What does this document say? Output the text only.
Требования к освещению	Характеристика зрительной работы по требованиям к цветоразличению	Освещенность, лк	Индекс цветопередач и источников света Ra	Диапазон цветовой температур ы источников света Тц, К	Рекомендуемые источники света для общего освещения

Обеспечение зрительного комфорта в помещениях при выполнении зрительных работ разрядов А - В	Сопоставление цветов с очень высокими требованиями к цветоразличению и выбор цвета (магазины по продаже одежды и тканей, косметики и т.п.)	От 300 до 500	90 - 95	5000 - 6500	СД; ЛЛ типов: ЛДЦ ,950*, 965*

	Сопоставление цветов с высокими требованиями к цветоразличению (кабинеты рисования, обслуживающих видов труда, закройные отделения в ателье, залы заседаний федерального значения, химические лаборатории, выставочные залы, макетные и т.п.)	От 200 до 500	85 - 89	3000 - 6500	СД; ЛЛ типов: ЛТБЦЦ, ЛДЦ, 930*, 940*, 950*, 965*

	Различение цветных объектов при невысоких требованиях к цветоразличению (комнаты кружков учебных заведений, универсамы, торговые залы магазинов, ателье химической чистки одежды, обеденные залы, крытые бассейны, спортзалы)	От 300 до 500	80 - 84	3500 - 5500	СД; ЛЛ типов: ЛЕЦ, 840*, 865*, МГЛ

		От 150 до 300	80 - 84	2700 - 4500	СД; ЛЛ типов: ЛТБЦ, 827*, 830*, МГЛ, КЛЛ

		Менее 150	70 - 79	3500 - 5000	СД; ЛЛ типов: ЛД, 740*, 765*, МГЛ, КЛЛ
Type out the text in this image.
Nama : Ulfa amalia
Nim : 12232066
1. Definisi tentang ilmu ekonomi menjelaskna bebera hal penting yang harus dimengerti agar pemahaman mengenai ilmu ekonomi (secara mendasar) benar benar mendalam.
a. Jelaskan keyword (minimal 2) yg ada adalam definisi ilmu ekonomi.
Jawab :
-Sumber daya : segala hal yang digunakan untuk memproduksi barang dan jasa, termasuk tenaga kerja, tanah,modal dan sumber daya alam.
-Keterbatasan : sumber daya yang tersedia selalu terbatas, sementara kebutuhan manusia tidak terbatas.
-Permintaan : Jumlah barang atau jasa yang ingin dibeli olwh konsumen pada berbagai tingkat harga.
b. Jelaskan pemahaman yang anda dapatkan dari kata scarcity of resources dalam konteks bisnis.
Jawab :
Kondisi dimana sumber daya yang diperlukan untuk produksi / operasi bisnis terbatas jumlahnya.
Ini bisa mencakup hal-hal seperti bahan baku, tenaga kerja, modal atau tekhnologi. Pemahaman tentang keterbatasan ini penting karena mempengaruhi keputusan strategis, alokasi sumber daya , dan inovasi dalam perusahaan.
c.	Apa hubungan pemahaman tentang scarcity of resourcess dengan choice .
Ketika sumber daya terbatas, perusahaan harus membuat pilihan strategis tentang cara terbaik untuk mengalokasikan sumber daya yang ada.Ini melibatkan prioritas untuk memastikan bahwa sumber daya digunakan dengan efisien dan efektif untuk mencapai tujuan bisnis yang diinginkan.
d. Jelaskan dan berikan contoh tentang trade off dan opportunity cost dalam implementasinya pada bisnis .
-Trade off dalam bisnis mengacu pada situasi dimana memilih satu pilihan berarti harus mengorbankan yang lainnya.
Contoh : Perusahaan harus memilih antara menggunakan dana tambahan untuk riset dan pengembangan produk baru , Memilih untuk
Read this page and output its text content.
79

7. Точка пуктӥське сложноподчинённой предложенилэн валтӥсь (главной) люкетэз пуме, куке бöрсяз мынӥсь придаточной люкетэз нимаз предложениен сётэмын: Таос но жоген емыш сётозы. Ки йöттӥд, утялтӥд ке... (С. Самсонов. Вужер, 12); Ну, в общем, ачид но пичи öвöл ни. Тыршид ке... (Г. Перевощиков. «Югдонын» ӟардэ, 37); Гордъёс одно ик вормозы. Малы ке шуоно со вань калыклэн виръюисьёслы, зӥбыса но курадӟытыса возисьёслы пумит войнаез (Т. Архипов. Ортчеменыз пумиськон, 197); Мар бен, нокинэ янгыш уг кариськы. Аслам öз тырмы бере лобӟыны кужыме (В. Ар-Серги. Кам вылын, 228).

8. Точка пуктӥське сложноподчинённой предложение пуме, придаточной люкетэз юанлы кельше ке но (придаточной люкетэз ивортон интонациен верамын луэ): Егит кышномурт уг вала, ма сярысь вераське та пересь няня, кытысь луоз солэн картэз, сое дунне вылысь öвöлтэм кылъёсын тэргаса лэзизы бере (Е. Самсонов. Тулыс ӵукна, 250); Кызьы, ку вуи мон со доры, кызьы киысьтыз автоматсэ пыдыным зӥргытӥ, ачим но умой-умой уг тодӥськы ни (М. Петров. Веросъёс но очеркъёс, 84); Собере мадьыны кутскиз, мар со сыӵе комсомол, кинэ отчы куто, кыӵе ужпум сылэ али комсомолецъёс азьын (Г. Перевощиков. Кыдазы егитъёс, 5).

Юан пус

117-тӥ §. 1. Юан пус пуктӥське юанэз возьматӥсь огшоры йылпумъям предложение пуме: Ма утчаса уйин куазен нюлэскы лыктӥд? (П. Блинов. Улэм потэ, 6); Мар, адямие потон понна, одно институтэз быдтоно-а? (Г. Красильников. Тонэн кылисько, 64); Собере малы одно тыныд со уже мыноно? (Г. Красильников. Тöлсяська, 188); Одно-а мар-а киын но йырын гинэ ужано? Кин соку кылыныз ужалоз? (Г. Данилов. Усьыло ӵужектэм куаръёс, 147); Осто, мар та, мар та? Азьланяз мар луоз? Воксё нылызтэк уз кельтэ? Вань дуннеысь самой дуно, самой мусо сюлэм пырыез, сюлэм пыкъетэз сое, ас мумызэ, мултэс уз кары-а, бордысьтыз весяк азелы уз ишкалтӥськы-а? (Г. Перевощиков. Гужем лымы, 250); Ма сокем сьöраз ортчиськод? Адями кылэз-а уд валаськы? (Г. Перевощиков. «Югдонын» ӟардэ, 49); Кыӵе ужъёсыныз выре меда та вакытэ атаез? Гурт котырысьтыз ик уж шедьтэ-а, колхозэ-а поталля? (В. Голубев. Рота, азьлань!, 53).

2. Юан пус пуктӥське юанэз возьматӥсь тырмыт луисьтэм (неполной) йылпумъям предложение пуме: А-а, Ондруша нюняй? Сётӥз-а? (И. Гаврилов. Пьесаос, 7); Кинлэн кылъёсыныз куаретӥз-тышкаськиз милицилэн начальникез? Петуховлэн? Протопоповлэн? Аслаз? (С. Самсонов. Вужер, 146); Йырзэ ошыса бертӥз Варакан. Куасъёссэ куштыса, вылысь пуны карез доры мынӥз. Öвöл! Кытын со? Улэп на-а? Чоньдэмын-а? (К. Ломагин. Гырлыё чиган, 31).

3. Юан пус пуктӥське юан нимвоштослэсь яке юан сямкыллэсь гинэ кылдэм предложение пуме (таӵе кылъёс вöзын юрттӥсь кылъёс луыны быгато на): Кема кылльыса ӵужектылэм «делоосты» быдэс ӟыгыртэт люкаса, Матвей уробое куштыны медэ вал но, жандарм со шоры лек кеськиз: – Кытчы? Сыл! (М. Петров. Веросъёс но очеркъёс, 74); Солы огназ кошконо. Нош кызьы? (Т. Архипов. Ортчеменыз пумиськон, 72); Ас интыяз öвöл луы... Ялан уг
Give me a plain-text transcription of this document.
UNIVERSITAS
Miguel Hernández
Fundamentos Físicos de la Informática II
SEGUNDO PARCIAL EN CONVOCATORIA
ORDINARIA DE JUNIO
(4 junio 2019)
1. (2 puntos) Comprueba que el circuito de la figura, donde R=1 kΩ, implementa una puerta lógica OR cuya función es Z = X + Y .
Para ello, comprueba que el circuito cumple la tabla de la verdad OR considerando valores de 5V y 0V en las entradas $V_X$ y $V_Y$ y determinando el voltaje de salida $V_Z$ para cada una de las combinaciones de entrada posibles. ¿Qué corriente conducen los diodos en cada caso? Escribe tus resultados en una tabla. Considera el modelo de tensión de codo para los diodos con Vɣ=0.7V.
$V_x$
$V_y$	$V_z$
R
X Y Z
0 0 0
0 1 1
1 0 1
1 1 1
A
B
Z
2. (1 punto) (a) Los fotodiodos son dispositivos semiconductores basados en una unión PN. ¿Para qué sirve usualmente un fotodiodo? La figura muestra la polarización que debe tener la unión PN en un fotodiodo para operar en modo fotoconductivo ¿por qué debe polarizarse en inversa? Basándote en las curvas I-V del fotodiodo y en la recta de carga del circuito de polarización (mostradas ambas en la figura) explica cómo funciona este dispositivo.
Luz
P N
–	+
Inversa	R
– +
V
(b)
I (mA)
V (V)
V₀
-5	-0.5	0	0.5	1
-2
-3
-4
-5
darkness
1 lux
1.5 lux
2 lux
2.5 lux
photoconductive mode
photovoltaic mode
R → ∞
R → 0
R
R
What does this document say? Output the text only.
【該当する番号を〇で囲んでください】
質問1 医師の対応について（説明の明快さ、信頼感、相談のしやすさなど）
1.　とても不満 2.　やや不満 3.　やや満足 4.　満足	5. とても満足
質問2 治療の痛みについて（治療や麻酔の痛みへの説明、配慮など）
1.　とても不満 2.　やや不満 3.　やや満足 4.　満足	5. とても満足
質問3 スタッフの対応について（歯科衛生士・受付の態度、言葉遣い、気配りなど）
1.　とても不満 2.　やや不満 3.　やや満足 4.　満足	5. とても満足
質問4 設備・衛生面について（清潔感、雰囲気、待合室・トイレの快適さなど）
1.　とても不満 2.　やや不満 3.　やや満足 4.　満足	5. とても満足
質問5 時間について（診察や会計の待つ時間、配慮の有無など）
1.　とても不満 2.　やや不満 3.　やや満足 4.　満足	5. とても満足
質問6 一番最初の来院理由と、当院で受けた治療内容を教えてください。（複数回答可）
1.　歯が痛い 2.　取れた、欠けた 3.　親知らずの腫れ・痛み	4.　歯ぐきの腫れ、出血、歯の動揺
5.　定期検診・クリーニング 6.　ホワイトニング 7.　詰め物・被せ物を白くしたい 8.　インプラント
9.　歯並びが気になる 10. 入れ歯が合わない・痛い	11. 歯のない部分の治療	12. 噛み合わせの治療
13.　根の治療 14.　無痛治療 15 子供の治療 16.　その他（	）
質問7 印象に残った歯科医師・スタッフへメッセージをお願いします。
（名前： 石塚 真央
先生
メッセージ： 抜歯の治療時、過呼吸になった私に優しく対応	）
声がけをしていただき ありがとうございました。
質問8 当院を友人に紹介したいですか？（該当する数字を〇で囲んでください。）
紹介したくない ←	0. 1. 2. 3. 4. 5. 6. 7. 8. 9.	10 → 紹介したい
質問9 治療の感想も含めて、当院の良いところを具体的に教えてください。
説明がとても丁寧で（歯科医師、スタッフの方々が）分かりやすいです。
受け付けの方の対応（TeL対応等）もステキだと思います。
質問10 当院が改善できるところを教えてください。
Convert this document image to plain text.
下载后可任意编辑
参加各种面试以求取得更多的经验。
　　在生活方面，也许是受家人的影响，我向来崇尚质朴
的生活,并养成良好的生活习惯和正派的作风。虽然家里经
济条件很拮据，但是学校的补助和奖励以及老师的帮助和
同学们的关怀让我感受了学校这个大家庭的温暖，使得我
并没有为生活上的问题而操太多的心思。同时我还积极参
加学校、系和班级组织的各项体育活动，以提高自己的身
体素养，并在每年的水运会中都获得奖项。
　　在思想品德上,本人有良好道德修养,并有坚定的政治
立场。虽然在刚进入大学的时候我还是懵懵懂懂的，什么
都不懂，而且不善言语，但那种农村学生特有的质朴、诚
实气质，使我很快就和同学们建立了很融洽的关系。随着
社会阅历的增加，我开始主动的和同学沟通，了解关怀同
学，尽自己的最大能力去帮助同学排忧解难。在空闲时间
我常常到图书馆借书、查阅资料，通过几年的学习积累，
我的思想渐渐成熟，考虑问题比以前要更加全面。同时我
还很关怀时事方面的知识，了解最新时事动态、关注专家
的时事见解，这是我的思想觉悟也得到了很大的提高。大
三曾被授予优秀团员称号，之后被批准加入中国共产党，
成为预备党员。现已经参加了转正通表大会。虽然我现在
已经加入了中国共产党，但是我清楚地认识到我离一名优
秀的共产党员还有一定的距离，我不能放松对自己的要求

=-=-=-=-=

• Exercise details
Leave out every line before the one containing "Convert this document image to plain text."; set down that line and all remaining lines of the material exactly.

• Written response
Convert this document image to plain text.
下载后可任意编辑
参加各种面试以求取得更多的经验。
　　在生活方面，也许是受家人的影响，我向来崇尚质朴
的生活,并养成良好的生活习惯和正派的作风。虽然家里经
济条件很拮据，但是学校的补助和奖励以及老师的帮助和
同学们的关怀让我感受了学校这个大家庭的温暖，使得我
并没有为生活上的问题而操太多的心思。同时我还积极参
加学校、系和班级组织的各项体育活动，以提高自己的身
体素养，并在每年的水运会中都获得奖项。
　　在思想品德上,本人有良好道德修养,并有坚定的政治
立场。虽然在刚进入大学的时候我还是懵懵懂懂的，什么
都不懂，而且不善言语，但那种农村学生特有的质朴、诚
实气质，使我很快就和同学们建立了很融洽的关系。随着
社会阅历的增加，我开始主动的和同学沟通，了解关怀同
学，尽自己的最大能力去帮助同学排忧解难。在空闲时间
我常常到图书馆借书、查阅资料，通过几年的学习积累，
我的思想渐渐成熟，考虑问题比以前要更加全面。同时我
还很关怀时事方面的知识，了解最新时事动态、关注专家
的时事见解，这是我的思想觉悟也得到了很大的提高。大
三曾被授予优秀团员称号，之后被批准加入中国共产党，
成为预备党员。现已经参加了转正通表大会。虽然我现在
已经加入了中国共产党，但是我清楚地认识到我离一名优
秀的共产党员还有一定的距离，我不能放松对自己的要求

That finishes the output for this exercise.